**EXERCISE**
Collect all lines from the listing that include the string "like".

**RECORD LIST**
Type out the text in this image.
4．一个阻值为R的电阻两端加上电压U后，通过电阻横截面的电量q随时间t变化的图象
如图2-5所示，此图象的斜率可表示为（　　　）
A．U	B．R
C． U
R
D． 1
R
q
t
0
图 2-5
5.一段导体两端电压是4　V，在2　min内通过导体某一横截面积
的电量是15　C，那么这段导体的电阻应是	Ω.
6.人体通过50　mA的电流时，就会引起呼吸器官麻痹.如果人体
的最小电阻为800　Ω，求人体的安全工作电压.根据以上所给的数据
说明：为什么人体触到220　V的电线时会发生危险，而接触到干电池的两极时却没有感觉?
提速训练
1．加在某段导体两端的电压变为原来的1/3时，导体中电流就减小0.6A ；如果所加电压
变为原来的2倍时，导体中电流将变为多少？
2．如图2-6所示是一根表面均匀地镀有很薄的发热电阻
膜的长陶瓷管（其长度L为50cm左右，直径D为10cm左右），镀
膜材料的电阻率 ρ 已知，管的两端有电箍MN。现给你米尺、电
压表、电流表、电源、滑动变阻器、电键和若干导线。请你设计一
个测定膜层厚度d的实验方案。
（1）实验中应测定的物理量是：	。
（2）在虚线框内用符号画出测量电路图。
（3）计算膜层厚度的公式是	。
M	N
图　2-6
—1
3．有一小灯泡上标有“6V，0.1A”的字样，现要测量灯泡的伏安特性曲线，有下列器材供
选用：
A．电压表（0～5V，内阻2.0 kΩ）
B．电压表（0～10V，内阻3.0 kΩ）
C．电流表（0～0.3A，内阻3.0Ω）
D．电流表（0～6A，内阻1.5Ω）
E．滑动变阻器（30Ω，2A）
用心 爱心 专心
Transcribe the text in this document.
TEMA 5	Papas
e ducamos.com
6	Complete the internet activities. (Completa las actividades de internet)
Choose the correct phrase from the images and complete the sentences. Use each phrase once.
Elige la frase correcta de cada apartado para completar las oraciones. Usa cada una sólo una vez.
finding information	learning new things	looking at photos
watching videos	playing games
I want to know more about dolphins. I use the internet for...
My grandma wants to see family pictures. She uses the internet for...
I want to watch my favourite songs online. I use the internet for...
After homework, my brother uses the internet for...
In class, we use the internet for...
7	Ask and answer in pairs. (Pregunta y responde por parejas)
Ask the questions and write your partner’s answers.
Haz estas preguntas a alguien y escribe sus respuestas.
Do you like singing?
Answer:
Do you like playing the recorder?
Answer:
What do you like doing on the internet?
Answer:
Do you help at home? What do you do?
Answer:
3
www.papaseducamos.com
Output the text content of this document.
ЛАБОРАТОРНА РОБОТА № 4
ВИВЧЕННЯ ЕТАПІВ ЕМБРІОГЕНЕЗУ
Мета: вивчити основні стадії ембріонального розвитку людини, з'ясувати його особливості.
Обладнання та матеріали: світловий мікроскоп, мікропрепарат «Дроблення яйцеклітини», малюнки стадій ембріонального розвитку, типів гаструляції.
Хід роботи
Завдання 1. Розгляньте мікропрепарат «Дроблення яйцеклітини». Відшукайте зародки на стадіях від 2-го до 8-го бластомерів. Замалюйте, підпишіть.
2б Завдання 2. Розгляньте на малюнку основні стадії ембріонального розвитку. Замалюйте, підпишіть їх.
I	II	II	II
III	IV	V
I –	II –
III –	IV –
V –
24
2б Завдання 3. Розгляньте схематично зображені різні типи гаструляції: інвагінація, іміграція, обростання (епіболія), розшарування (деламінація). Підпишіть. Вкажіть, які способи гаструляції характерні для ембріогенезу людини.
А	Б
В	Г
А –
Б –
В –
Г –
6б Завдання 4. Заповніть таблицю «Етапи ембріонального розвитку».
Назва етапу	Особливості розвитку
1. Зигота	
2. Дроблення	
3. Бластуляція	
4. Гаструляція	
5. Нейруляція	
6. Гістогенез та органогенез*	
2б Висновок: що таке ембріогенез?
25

**EXERCISE RESPONSE**
Do you like singing?
Do you like playing the recorder?
What do you like doing on the internet?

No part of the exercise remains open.